Problem statement :: Pull out every line containing the string "إسناده".

Given information ::
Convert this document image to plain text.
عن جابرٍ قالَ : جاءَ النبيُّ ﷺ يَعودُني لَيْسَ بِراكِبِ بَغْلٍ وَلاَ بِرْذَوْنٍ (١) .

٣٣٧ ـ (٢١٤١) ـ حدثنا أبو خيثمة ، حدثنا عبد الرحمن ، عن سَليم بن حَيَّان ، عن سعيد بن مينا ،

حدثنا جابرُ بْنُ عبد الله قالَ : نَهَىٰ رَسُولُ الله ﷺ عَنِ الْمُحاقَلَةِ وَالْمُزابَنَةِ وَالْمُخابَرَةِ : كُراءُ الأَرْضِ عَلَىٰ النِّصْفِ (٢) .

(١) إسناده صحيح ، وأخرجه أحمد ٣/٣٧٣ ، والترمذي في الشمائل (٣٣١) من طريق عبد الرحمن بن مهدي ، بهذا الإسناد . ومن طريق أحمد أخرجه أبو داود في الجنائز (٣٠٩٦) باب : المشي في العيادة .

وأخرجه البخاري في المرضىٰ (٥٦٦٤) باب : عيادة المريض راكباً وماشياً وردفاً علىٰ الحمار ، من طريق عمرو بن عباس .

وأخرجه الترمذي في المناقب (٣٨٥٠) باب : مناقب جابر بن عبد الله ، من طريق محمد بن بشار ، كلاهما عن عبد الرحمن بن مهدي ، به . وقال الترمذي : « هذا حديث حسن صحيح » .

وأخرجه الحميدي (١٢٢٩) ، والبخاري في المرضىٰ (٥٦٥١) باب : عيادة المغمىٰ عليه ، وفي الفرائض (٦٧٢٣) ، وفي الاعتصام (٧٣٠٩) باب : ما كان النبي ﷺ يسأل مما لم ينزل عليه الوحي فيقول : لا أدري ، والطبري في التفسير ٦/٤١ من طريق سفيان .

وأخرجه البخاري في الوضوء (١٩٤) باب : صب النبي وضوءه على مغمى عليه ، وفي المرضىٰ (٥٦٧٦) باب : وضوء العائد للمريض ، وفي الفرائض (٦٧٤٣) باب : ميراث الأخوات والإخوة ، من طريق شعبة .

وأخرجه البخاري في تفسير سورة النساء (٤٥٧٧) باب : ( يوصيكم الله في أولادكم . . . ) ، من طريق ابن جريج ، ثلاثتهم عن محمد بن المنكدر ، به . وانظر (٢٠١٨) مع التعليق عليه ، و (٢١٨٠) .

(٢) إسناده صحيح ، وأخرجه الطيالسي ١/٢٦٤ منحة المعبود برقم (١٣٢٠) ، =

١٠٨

Solution for this problem ::
(١) إسناده صحيح ، وأخرجه أحمد ٣/٣٧٣ ، والترمذي في الشمائل (٣٣١) من طريق عبد الرحمن بن مهدي ، بهذا الإسناد . ومن طريق أحمد أخرجه أبو داود في الجنائز (٣٠٩٦) باب : المشي في العيادة .
(٢) إسناده صحيح ، وأخرجه الطيالسي ١/٢٦٤ منحة المعبود برقم (١٣٢٠) ، =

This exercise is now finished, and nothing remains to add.